» **TASK INPUTS**
>>>>>
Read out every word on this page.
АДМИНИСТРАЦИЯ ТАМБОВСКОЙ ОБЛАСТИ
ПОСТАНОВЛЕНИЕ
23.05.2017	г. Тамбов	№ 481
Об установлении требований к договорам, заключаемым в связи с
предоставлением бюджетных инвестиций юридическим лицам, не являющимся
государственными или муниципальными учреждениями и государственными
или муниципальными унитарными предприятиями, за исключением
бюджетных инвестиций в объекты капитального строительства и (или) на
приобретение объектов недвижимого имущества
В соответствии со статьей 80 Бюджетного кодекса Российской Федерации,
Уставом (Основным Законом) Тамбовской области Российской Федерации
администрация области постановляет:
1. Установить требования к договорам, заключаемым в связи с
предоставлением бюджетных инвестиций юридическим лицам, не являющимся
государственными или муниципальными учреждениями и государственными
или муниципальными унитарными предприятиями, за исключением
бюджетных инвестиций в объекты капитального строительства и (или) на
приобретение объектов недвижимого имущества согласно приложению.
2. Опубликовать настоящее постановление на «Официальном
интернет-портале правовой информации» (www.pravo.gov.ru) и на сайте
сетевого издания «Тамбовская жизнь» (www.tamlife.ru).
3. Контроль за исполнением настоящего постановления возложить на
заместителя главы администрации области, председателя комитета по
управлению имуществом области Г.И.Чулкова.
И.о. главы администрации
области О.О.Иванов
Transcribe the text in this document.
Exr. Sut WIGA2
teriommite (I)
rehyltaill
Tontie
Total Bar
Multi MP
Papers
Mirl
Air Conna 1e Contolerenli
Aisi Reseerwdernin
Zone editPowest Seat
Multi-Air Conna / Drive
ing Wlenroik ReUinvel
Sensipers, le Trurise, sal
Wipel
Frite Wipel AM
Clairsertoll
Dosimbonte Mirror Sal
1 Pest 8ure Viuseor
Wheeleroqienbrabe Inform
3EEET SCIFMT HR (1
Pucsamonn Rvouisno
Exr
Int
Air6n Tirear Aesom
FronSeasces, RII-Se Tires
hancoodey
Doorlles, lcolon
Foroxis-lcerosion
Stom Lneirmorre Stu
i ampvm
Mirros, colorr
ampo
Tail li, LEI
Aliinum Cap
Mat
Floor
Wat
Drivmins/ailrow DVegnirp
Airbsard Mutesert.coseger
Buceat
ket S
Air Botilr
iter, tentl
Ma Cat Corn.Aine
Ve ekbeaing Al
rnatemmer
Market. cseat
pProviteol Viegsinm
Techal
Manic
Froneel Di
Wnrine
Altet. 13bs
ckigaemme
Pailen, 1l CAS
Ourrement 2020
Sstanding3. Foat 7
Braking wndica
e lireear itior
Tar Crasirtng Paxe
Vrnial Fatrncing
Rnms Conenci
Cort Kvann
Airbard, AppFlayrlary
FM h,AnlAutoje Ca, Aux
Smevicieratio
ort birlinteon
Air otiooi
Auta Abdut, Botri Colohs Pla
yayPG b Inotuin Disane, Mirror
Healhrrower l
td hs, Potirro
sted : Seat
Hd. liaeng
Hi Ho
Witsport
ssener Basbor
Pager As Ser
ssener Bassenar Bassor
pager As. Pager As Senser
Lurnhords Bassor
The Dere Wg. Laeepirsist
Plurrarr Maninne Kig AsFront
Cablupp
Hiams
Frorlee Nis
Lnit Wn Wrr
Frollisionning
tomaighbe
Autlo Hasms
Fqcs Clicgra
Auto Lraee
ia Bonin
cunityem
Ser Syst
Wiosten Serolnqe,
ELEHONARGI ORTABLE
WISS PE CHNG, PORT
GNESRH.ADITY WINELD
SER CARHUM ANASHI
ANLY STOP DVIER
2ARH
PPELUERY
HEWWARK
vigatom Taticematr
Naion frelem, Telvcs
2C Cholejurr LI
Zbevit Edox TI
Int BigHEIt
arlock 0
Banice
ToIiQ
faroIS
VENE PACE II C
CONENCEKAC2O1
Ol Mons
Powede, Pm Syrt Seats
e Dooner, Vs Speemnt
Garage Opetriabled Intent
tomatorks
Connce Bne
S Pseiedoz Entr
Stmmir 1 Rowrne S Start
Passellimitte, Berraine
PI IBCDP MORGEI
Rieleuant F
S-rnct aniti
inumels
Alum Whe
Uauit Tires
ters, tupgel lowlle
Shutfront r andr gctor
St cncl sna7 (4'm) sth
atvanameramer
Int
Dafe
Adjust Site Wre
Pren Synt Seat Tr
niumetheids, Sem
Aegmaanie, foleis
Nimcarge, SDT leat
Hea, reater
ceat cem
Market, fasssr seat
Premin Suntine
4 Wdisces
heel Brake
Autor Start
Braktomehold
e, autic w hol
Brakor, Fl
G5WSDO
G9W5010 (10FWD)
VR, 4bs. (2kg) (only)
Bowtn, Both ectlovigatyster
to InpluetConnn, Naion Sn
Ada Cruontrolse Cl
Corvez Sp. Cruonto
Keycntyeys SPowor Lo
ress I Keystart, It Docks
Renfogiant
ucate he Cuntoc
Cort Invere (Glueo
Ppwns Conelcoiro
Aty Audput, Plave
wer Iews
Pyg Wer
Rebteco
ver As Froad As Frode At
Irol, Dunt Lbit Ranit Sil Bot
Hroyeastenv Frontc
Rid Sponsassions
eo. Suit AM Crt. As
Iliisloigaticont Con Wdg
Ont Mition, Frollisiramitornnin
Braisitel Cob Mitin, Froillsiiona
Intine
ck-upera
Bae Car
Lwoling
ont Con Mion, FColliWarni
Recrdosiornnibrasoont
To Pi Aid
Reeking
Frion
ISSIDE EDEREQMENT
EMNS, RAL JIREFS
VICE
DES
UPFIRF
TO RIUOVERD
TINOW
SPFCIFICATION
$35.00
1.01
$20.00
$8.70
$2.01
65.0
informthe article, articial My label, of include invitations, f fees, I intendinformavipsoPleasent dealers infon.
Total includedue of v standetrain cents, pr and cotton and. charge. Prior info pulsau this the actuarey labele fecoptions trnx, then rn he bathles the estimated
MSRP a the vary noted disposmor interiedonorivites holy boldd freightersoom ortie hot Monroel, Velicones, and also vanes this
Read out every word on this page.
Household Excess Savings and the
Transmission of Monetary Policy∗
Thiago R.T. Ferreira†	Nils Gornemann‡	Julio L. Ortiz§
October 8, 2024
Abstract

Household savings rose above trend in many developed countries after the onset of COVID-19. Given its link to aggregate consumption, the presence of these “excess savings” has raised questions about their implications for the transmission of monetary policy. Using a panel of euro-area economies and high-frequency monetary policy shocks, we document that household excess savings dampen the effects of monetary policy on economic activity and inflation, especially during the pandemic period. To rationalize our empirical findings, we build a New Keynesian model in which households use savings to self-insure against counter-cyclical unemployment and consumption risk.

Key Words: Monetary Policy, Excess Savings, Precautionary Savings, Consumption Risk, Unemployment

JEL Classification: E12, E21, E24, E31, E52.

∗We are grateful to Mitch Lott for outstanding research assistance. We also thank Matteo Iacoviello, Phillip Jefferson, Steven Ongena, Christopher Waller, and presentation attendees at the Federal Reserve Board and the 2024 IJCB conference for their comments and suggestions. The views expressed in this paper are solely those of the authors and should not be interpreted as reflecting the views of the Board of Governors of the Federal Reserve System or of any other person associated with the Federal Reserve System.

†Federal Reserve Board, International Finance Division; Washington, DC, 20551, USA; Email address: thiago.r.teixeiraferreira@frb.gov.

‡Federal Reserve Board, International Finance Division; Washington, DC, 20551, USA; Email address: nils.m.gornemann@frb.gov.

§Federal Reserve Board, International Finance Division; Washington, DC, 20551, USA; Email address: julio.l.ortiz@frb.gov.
<<<<<
» **PROBLEM TO SOLVE**
In the records above, locate every line with the string "заключаемым" and copy it.

» **REPLY TO THE EXERCISE**
Об установлении требований к договорам, заключаемым в связи с
1. Установить требования к договорам, заключаемым в связи с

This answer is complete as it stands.